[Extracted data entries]
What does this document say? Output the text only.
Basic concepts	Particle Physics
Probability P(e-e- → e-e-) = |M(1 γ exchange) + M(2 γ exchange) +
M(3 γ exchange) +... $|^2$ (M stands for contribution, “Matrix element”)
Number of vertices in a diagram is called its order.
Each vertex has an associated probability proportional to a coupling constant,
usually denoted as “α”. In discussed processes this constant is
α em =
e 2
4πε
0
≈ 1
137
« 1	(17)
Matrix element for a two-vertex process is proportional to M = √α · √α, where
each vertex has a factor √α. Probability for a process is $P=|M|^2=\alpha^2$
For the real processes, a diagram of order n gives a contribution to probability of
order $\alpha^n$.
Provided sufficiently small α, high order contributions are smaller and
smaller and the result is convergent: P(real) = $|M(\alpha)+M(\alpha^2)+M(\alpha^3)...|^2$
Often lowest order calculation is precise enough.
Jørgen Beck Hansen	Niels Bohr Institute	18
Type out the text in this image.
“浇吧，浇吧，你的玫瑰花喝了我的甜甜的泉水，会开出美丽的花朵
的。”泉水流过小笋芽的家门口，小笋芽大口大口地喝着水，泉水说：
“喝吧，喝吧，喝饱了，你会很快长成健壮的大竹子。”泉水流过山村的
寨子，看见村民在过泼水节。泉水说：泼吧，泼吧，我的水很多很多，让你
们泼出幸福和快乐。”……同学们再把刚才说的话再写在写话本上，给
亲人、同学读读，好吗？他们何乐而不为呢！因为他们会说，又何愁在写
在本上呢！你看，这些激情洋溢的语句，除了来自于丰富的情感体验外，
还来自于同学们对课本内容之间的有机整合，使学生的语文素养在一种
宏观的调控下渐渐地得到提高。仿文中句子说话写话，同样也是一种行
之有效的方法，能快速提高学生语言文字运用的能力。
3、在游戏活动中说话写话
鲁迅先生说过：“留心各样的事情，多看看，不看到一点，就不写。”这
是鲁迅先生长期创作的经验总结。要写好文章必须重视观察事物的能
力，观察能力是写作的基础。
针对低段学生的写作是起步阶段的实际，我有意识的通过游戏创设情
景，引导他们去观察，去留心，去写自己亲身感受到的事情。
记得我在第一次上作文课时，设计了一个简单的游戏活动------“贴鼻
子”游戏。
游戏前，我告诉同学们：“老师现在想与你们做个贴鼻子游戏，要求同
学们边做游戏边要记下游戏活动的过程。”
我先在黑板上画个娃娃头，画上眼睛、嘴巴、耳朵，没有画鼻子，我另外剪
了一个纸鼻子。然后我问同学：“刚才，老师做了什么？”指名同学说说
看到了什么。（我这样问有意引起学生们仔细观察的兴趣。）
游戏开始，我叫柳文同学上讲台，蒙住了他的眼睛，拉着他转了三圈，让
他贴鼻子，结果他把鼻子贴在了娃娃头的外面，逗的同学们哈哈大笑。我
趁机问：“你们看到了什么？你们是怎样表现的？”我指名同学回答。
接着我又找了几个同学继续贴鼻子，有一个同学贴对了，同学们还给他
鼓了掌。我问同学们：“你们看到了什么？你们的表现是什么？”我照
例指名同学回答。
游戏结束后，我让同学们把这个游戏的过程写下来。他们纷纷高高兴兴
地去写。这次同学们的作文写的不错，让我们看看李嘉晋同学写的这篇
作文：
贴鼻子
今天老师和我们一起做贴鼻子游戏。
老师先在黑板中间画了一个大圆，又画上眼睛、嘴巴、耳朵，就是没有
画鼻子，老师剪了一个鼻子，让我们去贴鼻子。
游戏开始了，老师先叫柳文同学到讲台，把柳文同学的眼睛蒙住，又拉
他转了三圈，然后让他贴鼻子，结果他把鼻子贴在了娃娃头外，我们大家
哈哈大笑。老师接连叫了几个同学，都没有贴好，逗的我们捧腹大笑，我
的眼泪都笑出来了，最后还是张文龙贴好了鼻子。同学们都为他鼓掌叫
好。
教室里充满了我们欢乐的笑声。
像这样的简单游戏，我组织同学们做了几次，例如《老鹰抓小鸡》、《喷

*EXERCISE INSTRUCTIONS*. Determine how many lines of the data contain the word "exchange", and reply with that number only.

*SOLVED PROBLEM*. 2